Items from a figure collection:
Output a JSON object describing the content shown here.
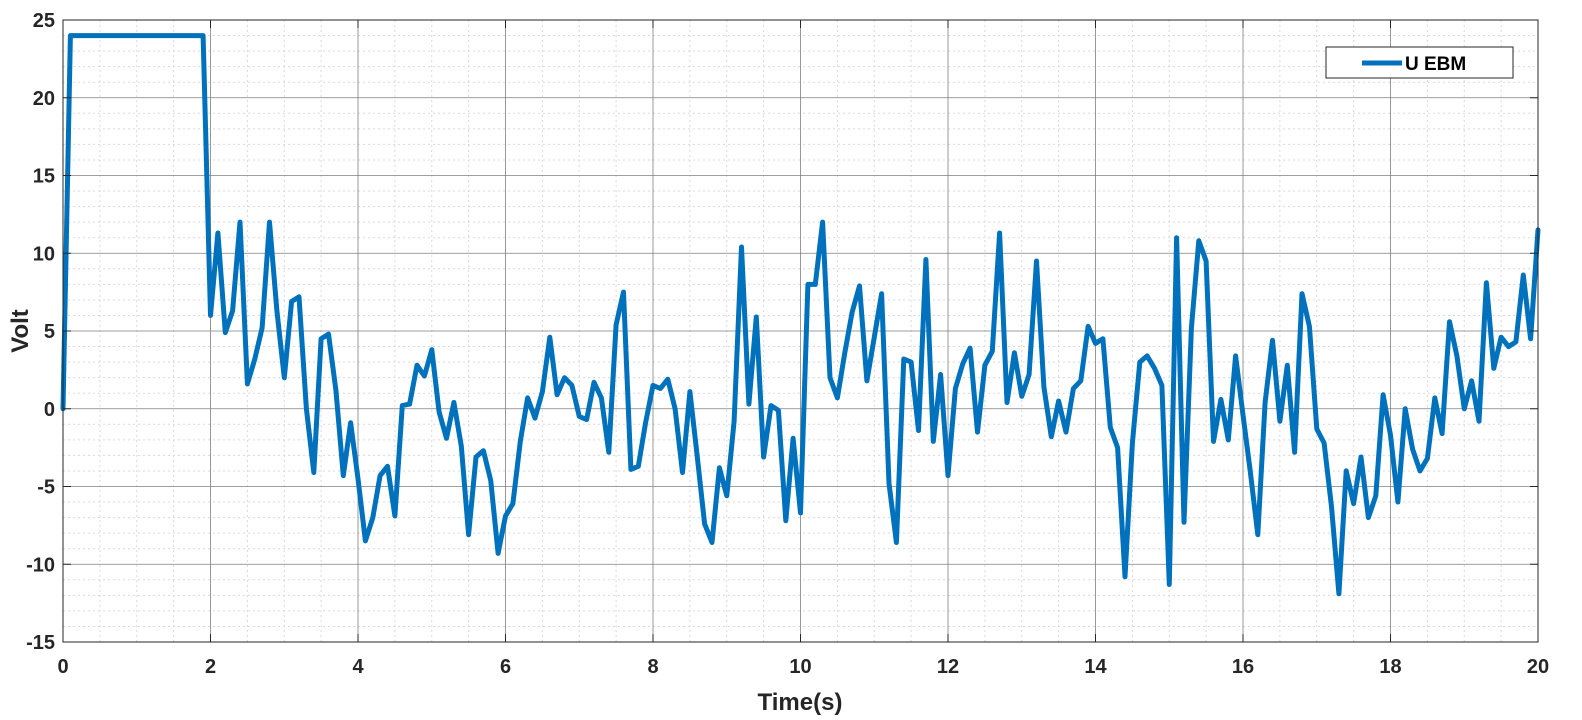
{
  "chart_data": {
    "type": "line",
    "xlabel": "Time(s)",
    "ylabel": "Volt",
    "xlim": [
      0,
      20
    ],
    "ylim": [
      -15,
      25
    ],
    "xticks": [
      0,
      2,
      4,
      6,
      8,
      10,
      12,
      14,
      16,
      18,
      20
    ],
    "yticks": [
      -15,
      -10,
      -5,
      0,
      5,
      10,
      15,
      20,
      25
    ],
    "grid": true,
    "minor_grid": true,
    "legend_position": "top-right",
    "series": [
      {
        "name": "U EBM",
        "color": "#0072bd",
        "x": [
          0,
          0.1,
          1.9,
          2.0,
          2.1,
          2.2,
          2.3,
          2.4,
          2.5,
          2.6,
          2.7,
          2.8,
          2.9,
          3.0,
          3.1,
          3.2,
          3.3,
          3.4,
          3.5,
          3.6,
          3.7,
          3.8,
          3.9,
          4.0,
          4.1,
          4.2,
          4.3,
          4.4,
          4.5,
          4.6,
          4.7,
          4.8,
          4.9,
          5.0,
          5.1,
          5.2,
          5.3,
          5.4,
          5.5,
          5.6,
          5.7,
          5.8,
          5.9,
          6.0,
          6.1,
          6.2,
          6.3,
          6.4,
          6.5,
          6.6,
          6.7,
          6.8,
          6.9,
          7.0,
          7.1,
          7.2,
          7.3,
          7.4,
          7.5,
          7.6,
          7.7,
          7.8,
          7.9,
          8.0,
          8.1,
          8.2,
          8.3,
          8.4,
          8.5,
          8.6,
          8.7,
          8.8,
          8.9,
          9.0,
          9.1,
          9.2,
          9.3,
          9.4,
          9.5,
          9.6,
          9.7,
          9.8,
          9.9,
          10.0,
          10.1,
          10.2,
          10.3,
          10.4,
          10.5,
          10.6,
          10.7,
          10.8,
          10.9,
          11.0,
          11.1,
          11.2,
          11.3,
          11.4,
          11.5,
          11.6,
          11.7,
          11.8,
          11.9,
          12.0,
          12.1,
          12.2,
          12.3,
          12.4,
          12.5,
          12.6,
          12.7,
          12.8,
          12.9,
          13.0,
          13.1,
          13.2,
          13.3,
          13.4,
          13.5,
          13.6,
          13.7,
          13.8,
          13.9,
          14.0,
          14.1,
          14.2,
          14.3,
          14.4,
          14.5,
          14.6,
          14.7,
          14.8,
          14.9,
          15.0,
          15.1,
          15.2,
          15.3,
          15.4,
          15.5,
          15.6,
          15.7,
          15.8,
          15.9,
          16.0,
          16.1,
          16.2,
          16.3,
          16.4,
          16.5,
          16.6,
          16.7,
          16.8,
          16.9,
          17.0,
          17.1,
          17.2,
          17.3,
          17.4,
          17.5,
          17.6,
          17.7,
          17.8,
          17.9,
          18.0,
          18.1,
          18.2,
          18.3,
          18.4,
          18.5,
          18.6,
          18.7,
          18.8,
          18.9,
          19.0,
          19.1,
          19.2,
          19.3,
          19.4,
          19.5,
          19.6,
          19.7,
          19.8,
          19.9,
          20.0
        ],
        "y": [
          0,
          24,
          24,
          6,
          11.3,
          4.9,
          6.3,
          12,
          1.6,
          3.2,
          5.2,
          12,
          6.3,
          2,
          6.9,
          7.2,
          0,
          -4.1,
          4.5,
          4.8,
          1.2,
          -4.3,
          -0.9,
          -4.5,
          -8.5,
          -7,
          -4.3,
          -3.7,
          -6.9,
          0.2,
          0.3,
          2.8,
          2.1,
          3.8,
          -0.2,
          -1.9,
          0.4,
          -2.4,
          -8.1,
          -3.1,
          -2.7,
          -4.6,
          -9.3,
          -6.9,
          -6.1,
          -2.1,
          0.7,
          -0.6,
          1.1,
          4.6,
          0.9,
          2,
          1.5,
          -0.5,
          -0.7,
          1.7,
          0.7,
          -2.8,
          5.4,
          7.5,
          -3.9,
          -3.7,
          -0.9,
          1.5,
          1.3,
          1.9,
          0,
          -4.1,
          1.1,
          -3.1,
          -7.4,
          -8.6,
          -3.8,
          -5.6,
          -0.8,
          10.4,
          0.3,
          5.9,
          -3.1,
          0.2,
          -0.1,
          -7.2,
          -1.9,
          -6.7,
          8,
          8,
          12,
          2,
          0.7,
          3.6,
          6.2,
          7.9,
          1.8,
          4.6,
          7.4,
          -4.8,
          -8.6,
          3.2,
          3,
          -1.4,
          9.6,
          -2.1,
          2.2,
          -4.3,
          1.3,
          2.9,
          3.9,
          -1.5,
          2.8,
          3.7,
          11.3,
          0.4,
          3.6,
          0.8,
          2.2,
          9.5,
          1.4,
          -1.8,
          0.5,
          -1.5,
          1.3,
          1.8,
          5.3,
          4.2,
          4.5,
          -1.2,
          -2.5,
          -10.8,
          -2.2,
          3,
          3.4,
          2.6,
          1.5,
          -11.3,
          11,
          -7.3,
          5.2,
          10.8,
          9.5,
          -2.1,
          0.6,
          -2,
          3.4,
          -0.4,
          -4.1,
          -8.1,
          0.4,
          4.4,
          -0.8,
          2.8,
          -2.8,
          7.4,
          5.3,
          -1.3,
          -2.2,
          -6.3,
          -11.9,
          -4,
          -6.1,
          -3.1,
          -7,
          -5.6,
          0.9,
          -1.7,
          -6,
          0,
          -2.6,
          -4,
          -3.2,
          0.7,
          -1.6,
          5.6,
          3.4,
          0,
          1.8,
          -0.8,
          8.1,
          2.6,
          4.6,
          4,
          4.3,
          8.6,
          4.5,
          11.5
        ]
      }
    ]
  }
}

__Brief__.
Omit every picture, then repeat the remaining data exactly as it appears above.

__Task output__.
Output a JSON object describing the content shown here.
{
  "chart_data": {
    "type": "line",
    "xlabel": "Time(s)",
    "ylabel": "Volt",
    "xlim": [
      0,
      20
    ],
    "ylim": [
      -15,
      25
    ],
    "xticks": [
      0,
      2,
      4,
      6,
      8,
      10,
      12,
      14,
      16,
      18,
      20
    ],
    "yticks": [
      -15,
      -10,
      -5,
      0,
      5,
      10,
      15,
      20,
      25
    ],
    "grid": true,
    "minor_grid": true,
    "legend_position": "top-right",
    "series": [
      {
        "name": "U EBM",
        "color": "#0072bd",
        "x": [
          0,
          0.1,
          1.9,
          2.0,
          2.1,
          2.2,
          2.3,
          2.4,
          2.5,
          2.6,
          2.7,
          2.8,
          2.9,
          3.0,
          3.1,
          3.2,
          3.3,
          3.4,
          3.5,
          3.6,
          3.7,
          3.8,
          3.9,
          4.0,
          4.1,
          4.2,
          4.3,
          4.4,
          4.5,
          4.6,
          4.7,
          4.8,
          4.9,
          5.0,
          5.1,
          5.2,
          5.3,
          5.4,
          5.5,
          5.6,
          5.7,
          5.8,
          5.9,
          6.0,
          6.1,
          6.2,
          6.3,
          6.4,
          6.5,
          6.6,
          6.7,
          6.8,
          6.9,
          7.0,
          7.1,
          7.2,
          7.3,
          7.4,
          7.5,
          7.6,
          7.7,
          7.8,
          7.9,
          8.0,
          8.1,
          8.2,
          8.3,
          8.4,
          8.5,
          8.6,
          8.7,
          8.8,
          8.9,
          9.0,
          9.1,
          9.2,
          9.3,
          9.4,
          9.5,
          9.6,
          9.7,
          9.8,
          9.9,
          10.0,
          10.1,
          10.2,
          10.3,
          10.4,
          10.5,
          10.6,
          10.7,
          10.8,
          10.9,
          11.0,
          11.1,
          11.2,
          11.3,
          11.4,
          11.5,
          11.6,
          11.7,
          11.8,
          11.9,
          12.0,
          12.1,
          12.2,
          12.3,
          12.4,
          12.5,
          12.6,
          12.7,
          12.8,
          12.9,
          13.0,
          13.1,
          13.2,
          13.3,
          13.4,
          13.5,
          13.6,
          13.7,
          13.8,
          13.9,
          14.0,
          14.1,
          14.2,
          14.3,
          14.4,
          14.5,
          14.6,
          14.7,
          14.8,
          14.9,
          15.0,
          15.1,
          15.2,
          15.3,
          15.4,
          15.5,
          15.6,
          15.7,
          15.8,
          15.9,
          16.0,
          16.1,
          16.2,
          16.3,
          16.4,
          16.5,
          16.6,
          16.7,
          16.8,
          16.9,
          17.0,
          17.1,
          17.2,
          17.3,
          17.4,
          17.5,
          17.6,
          17.7,
          17.8,
          17.9,
          18.0,
          18.1,
          18.2,
          18.3,
          18.4,
          18.5,
          18.6,
          18.7,
          18.8,
          18.9,
          19.0,
          19.1,
          19.2,
          19.3,
          19.4,
          19.5,
          19.6,
          19.7,
          19.8,
          19.9,
          20.0
        ],
        "y": [
          0,
          24,
          24,
          6,
          11.3,
          4.9,
          6.3,
          12,
          1.6,
          3.2,
          5.2,
          12,
          6.3,
          2,
          6.9,
          7.2,
          0,
          -4.1,
          4.5,
          4.8,
          1.2,
          -4.3,
          -0.9,
          -4.5,
          -8.5,
          -7,
          -4.3,
          -3.7,
          -6.9,
          0.2,
          0.3,
          2.8,
          2.1,
          3.8,
          -0.2,
          -1.9,
          0.4,
          -2.4,
          -8.1,
          -3.1,
          -2.7,
          -4.6,
          -9.3,
          -6.9,
          -6.1,
          -2.1,
          0.7,
          -0.6,
          1.1,
          4.6,
          0.9,
          2,
          1.5,
          -0.5,
          -0.7,
          1.7,
          0.7,
          -2.8,
          5.4,
          7.5,
          -3.9,
          -3.7,
          -0.9,
          1.5,
          1.3,
          1.9,
          0,
          -4.1,
          1.1,
          -3.1,
          -7.4,
          -8.6,
          -3.8,
          -5.6,
          -0.8,
          10.4,
          0.3,
          5.9,
          -3.1,
          0.2,
          -0.1,
          -7.2,
          -1.9,
          -6.7,
          8,
          8,
          12,
          2,
          0.7,
          3.6,
          6.2,
          7.9,
          1.8,
          4.6,
          7.4,
          -4.8,
          -8.6,
          3.2,
          3,
          -1.4,
          9.6,
          -2.1,
          2.2,
          -4.3,
          1.3,
          2.9,
          3.9,
          -1.5,
          2.8,
          3.7,
          11.3,
          0.4,
          3.6,
          0.8,
          2.2,
          9.5,
          1.4,
          -1.8,
          0.5,
          -1.5,
          1.3,
          1.8,
          5.3,
          4.2,
          4.5,
          -1.2,
          -2.5,
          -10.8,
          -2.2,
          3,
          3.4,
          2.6,
          1.5,
          -11.3,
          11,
          -7.3,
          5.2,
          10.8,
          9.5,
          -2.1,
          0.6,
          -2,
          3.4,
          -0.4,
          -4.1,
          -8.1,
          0.4,
          4.4,
          -0.8,
          2.8,
          -2.8,
          7.4,
          5.3,
          -1.3,
          -2.2,
          -6.3,
          -11.9,
          -4,
          -6.1,
          -3.1,
          -7,
          -5.6,
          0.9,
          -1.7,
          -6,
          0,
          -2.6,
          -4,
          -3.2,
          0.7,
          -1.6,
          5.6,
          3.4,
          0,
          1.8,
          -0.8,
          8.1,
          2.6,
          4.6,
          4,
          4.3,
          8.6,
          4.5,
          11.5
        ]
      }
    ]
  }
}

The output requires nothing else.